■ Input for this task:
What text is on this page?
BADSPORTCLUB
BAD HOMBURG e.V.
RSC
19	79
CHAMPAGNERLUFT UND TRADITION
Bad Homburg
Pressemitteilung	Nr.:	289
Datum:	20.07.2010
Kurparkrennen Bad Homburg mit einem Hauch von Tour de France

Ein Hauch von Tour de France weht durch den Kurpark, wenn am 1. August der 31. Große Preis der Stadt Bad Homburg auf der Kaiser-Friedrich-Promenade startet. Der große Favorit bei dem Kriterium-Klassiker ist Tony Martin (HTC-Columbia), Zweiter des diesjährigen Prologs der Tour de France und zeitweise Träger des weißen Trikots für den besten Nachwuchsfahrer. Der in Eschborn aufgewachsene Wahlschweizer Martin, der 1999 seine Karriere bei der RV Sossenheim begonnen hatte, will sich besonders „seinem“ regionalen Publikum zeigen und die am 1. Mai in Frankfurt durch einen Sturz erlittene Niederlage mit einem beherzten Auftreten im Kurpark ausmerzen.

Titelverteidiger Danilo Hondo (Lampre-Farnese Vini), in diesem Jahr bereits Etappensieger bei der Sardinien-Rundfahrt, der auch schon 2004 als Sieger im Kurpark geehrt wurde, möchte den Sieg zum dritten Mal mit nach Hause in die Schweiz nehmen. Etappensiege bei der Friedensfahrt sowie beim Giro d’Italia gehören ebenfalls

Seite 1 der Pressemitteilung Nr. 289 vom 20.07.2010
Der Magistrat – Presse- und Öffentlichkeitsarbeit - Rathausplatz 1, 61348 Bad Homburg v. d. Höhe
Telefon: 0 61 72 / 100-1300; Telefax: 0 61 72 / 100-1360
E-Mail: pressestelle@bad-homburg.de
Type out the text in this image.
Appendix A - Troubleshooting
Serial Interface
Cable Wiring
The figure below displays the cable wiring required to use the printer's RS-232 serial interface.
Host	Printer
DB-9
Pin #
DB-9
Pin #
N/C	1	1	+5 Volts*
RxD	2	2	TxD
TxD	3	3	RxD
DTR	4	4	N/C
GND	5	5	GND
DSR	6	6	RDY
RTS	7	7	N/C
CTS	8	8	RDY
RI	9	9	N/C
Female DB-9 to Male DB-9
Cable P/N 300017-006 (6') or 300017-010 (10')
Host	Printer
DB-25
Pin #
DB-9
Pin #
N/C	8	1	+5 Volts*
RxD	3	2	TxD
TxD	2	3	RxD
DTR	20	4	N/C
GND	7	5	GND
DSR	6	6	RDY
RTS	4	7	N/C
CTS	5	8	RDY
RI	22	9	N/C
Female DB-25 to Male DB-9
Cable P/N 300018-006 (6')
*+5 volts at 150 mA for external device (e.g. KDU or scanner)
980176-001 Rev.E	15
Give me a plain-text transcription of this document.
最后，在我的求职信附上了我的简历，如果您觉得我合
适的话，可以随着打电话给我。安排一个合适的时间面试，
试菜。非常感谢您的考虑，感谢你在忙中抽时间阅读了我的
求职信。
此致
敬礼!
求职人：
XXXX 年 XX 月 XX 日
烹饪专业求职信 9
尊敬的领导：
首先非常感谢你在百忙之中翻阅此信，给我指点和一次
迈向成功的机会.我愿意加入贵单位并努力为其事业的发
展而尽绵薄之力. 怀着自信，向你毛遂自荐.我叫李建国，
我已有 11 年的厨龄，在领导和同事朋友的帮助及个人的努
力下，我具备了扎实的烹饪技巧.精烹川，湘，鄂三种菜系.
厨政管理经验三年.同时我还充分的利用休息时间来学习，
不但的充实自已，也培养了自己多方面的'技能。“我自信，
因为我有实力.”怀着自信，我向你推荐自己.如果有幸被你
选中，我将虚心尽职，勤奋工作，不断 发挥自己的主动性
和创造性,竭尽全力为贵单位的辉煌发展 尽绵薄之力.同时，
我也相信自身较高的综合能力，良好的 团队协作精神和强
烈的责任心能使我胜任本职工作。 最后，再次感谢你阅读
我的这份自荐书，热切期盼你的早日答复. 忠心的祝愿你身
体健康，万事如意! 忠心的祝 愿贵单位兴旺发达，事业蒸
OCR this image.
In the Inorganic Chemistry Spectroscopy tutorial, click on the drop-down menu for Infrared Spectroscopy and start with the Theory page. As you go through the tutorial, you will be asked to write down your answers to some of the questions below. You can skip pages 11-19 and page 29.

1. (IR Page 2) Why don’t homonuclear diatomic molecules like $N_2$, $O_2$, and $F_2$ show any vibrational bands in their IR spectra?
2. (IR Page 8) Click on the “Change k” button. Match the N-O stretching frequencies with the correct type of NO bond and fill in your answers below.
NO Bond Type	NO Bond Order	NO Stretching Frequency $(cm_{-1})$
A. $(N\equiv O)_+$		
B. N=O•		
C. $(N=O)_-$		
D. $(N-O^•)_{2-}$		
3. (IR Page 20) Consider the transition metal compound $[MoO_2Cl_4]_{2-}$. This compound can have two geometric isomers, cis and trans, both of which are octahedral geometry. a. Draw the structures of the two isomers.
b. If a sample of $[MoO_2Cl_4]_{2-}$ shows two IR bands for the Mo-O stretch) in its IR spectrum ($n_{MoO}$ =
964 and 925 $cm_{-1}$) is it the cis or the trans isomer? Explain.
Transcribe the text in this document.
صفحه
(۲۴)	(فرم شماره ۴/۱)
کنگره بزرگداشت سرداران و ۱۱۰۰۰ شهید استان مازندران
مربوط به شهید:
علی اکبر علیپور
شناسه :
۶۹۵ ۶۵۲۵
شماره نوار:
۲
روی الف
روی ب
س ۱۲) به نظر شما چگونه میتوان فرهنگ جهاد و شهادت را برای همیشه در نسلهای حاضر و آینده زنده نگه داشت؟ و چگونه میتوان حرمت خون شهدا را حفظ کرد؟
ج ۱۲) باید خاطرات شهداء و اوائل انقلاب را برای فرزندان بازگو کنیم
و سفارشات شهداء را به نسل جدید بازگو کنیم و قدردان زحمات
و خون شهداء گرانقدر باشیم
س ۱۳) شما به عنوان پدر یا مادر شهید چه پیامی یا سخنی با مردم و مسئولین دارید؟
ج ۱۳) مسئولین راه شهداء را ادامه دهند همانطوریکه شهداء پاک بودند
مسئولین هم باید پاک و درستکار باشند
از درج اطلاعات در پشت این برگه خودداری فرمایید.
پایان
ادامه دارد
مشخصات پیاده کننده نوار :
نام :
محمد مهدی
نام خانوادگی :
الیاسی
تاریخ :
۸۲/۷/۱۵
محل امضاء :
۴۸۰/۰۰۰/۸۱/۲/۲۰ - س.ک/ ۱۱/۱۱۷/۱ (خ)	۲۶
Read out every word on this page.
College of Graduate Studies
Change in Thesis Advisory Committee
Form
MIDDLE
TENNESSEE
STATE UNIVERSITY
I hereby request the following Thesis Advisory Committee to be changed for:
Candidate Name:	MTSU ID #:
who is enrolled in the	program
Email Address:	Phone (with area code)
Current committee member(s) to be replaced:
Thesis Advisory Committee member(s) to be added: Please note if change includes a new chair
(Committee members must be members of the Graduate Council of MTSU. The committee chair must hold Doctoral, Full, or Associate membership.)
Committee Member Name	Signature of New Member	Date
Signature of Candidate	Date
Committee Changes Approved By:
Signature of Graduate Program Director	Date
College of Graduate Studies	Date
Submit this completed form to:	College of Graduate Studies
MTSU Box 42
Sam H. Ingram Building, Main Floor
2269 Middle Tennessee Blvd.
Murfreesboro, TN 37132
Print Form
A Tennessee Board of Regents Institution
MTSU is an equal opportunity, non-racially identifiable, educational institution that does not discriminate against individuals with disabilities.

■ Problem statement:
Pull every line containing "کنیم" from the data.

■ Task output:
ج ۱۲) باید خاطرات شهداء و اوائل انقلاب را برای فرزندان بازگو کنیم
و سفارشات شهداء را به نسل جدید بازگو کنیم و قدردان زحمات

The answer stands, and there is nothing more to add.